----- AVAILABLE RECORDS -----
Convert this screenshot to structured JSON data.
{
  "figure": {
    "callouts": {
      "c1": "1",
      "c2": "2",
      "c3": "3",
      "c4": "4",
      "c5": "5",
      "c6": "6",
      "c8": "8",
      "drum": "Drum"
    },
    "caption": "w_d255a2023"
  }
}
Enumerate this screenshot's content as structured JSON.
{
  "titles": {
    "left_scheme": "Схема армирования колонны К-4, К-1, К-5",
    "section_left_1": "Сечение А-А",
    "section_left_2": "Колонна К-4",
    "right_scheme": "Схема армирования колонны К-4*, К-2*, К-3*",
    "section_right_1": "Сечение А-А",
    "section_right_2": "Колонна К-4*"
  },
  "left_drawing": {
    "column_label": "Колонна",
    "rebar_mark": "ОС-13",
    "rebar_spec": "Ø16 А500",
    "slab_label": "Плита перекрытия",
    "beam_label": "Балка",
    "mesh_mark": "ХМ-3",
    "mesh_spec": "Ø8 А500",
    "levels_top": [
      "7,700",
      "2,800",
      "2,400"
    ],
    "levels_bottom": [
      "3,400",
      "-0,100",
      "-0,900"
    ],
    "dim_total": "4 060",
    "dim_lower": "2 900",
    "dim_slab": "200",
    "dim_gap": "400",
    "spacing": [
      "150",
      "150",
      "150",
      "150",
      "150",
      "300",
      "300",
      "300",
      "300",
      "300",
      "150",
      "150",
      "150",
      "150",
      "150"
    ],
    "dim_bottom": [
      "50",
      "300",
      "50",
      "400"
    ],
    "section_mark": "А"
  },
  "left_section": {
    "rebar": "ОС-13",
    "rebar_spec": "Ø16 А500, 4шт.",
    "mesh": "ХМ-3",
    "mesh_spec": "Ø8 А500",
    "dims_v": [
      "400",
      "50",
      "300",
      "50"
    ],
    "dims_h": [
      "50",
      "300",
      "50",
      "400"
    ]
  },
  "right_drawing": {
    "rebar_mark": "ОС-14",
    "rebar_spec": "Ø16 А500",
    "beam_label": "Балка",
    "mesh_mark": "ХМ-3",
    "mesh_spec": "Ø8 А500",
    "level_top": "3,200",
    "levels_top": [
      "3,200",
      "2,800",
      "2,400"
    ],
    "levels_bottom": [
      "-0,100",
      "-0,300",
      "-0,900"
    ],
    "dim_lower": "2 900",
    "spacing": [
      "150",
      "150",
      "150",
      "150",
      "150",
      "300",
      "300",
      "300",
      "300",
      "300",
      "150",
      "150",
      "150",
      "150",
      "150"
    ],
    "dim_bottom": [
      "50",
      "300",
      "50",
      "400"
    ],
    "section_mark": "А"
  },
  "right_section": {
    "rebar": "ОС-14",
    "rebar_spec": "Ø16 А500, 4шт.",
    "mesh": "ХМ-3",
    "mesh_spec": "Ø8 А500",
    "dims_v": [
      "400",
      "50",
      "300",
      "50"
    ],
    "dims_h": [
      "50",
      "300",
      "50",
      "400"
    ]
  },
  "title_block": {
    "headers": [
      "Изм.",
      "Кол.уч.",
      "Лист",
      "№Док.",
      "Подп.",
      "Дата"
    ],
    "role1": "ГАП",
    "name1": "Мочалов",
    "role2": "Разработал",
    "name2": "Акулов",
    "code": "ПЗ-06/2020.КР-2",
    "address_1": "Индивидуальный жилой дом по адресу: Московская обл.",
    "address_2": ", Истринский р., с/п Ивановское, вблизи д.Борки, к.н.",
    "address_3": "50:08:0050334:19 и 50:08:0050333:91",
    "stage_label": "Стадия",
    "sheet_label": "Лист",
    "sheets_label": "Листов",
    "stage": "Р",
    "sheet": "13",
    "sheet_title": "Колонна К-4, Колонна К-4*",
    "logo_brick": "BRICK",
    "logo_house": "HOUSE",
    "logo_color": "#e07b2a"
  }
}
-----
----- AVAILABLE RECORDS -----
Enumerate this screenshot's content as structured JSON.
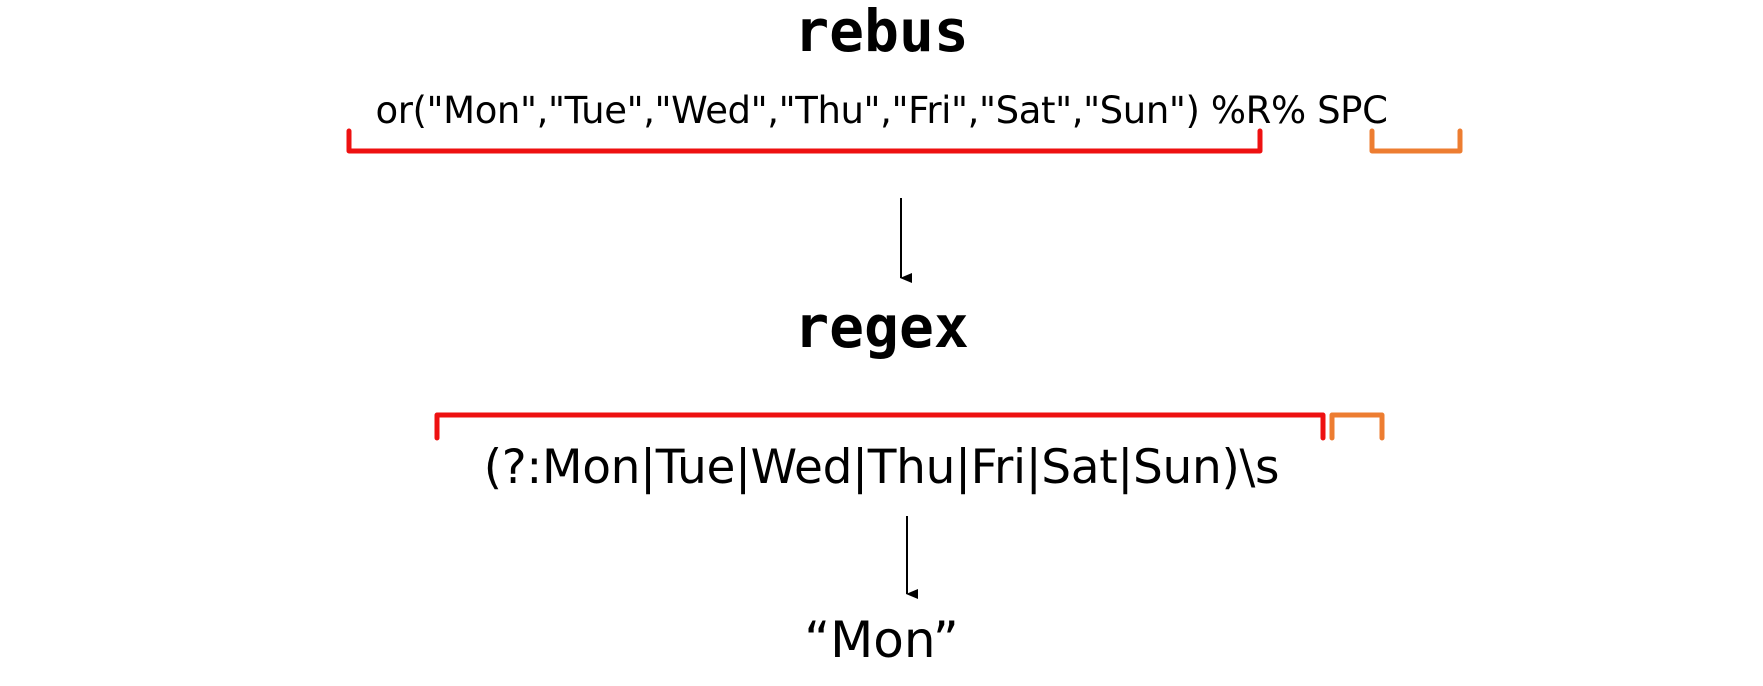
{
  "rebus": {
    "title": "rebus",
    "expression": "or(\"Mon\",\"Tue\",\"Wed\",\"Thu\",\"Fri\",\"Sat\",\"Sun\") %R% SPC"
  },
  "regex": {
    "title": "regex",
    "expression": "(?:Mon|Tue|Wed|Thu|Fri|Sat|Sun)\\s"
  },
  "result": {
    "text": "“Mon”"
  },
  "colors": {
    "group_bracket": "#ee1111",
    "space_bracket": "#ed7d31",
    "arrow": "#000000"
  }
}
-----
## [GIVEN REQUEST]
Go through the records and copy each line with "Сечение" in it.

## [FINAL RESULT]
    "section_left_1": "Сечение А-А",
    "section_right_1": "Сечение А-А",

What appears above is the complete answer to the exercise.